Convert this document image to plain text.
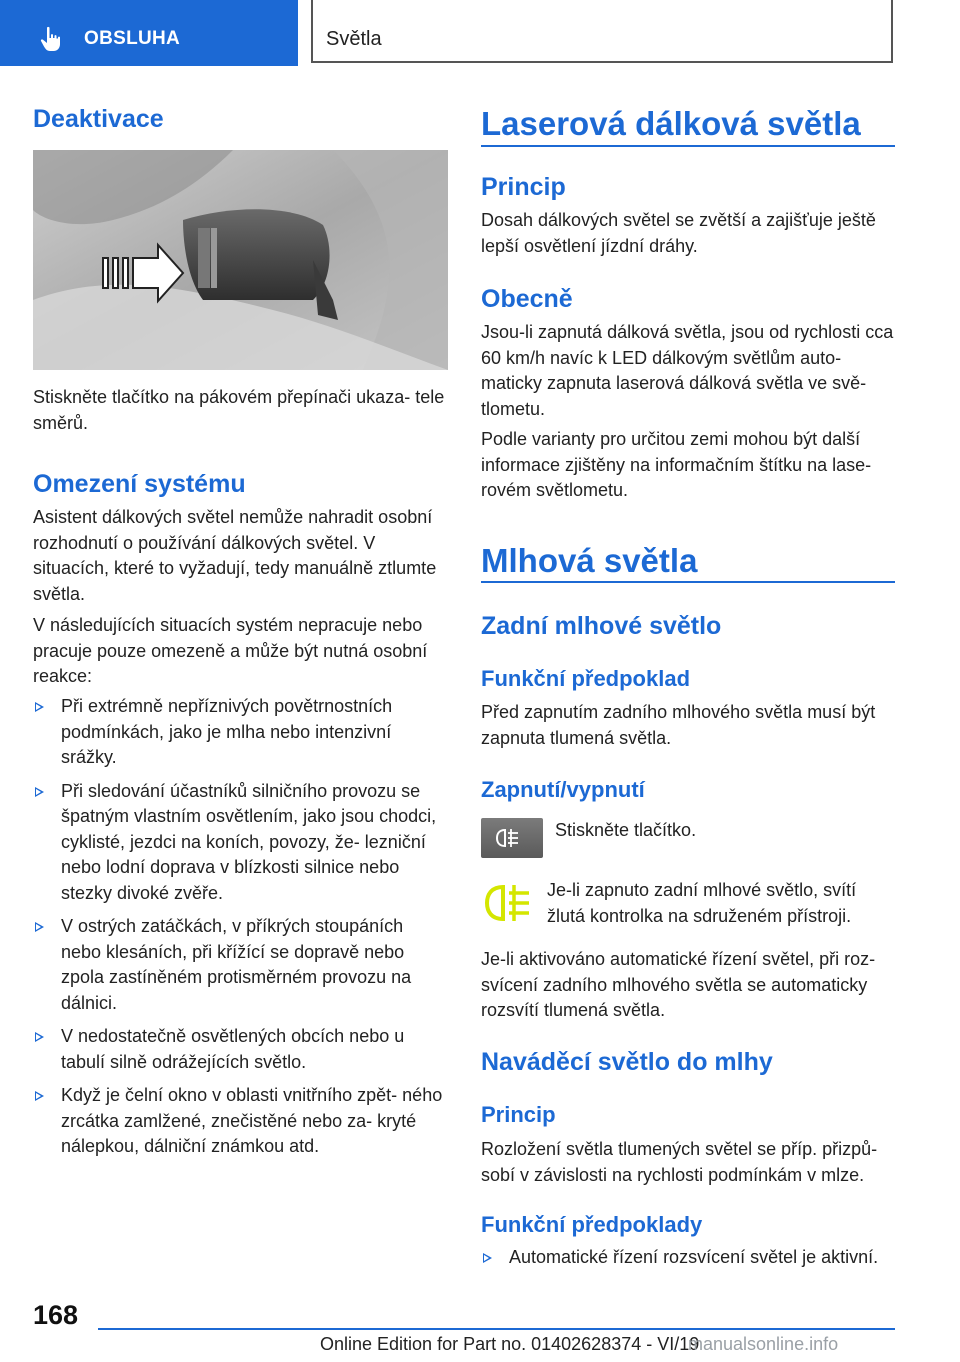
OBSLUHA	Světla
Deaktivace

Stiskněte tlačítko na pákovém přepínači ukaza- tele směrů.

Omezení systému

Asistent dálkových světel nemůže nahradit osobní rozhodnutí o používání dálkových světel. V situacích, které to vyžadují, tedy manuálně ztlumte světla.

V následujících situacích systém nepracuje nebo pracuje pouze omezeně a může být nutná osobní reakce:

Při extrémně nepříznivých povětrnostních podmínkách, jako je mlha nebo intenzivní srážky.
Při sledování účastníků silničního provozu se špatným vlastním osvětlením, jako jsou chodci, cyklisté, jezdci na koních, povozy, že- lezniční nebo lodní doprava v blízkosti silnice nebo stezky divoké zvěře.
V ostrých zatáčkách, v příkrých stoupáních nebo klesáních, při křížící se dopravě nebo zpola zastíněném protisměrném provozu na dálnici.
V nedostatečně osvětlených obcích nebo u tabulí silně odrážejících světlo.
Když je čelní okno v oblasti vnitřního zpět- ného zrcátka zamlžené, znečistěné nebo za- kryté nálepkou, dálniční známkou atd.
Laserová dálková světla
Princip

Dosah dálkových světel se zvětší a zajišťuje ještě lepší osvětlení jízdní dráhy.

Obecně

Jsou-li zapnutá dálková světla, jsou od rychlosti cca 60 km/h navíc k LED dálkovým světlům auto- maticky zapnuta laserová dálková světla ve svě- tlometu.

Podle varianty pro určitou zemi mohou být další informace zjištěny na informačním štítku na lase- rovém světlometu.

Mlhová světla
Zadní mlhové světlo
Funkční předpoklad

Před zapnutím zadního mlhového světla musí být zapnuta tlumená světla.

Zapnutí/vypnutí

Stiskněte tlačítko.

Je-li zapnuto zadní mlhové světlo, svítí žlutá kontrolka na sdruženém přístroji.

Je-li aktivováno automatické řízení světel, při roz- svícení zadního mlhového světla se automaticky rozsvítí tlumená světla.

Naváděcí světlo do mlhy
Princip

Rozložení světla tlumených světel se příp. přizpů- sobí v závislosti na rychlosti podmínkám v mlze.

Funkční předpoklady
Automatické řízení rozsvícení světel je aktivní.
168
Online Edition for Part no. 01402628374 - VI/19
manualsonline.info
################
▶ [PROBLEM]:
Return each line of the listing that holds the string "tlačítko".

▶ [FINISHED TASK]:
Stiskněte tlačítko na pákovém přepínači ukaza- tele směrů.
Stiskněte tlačítko.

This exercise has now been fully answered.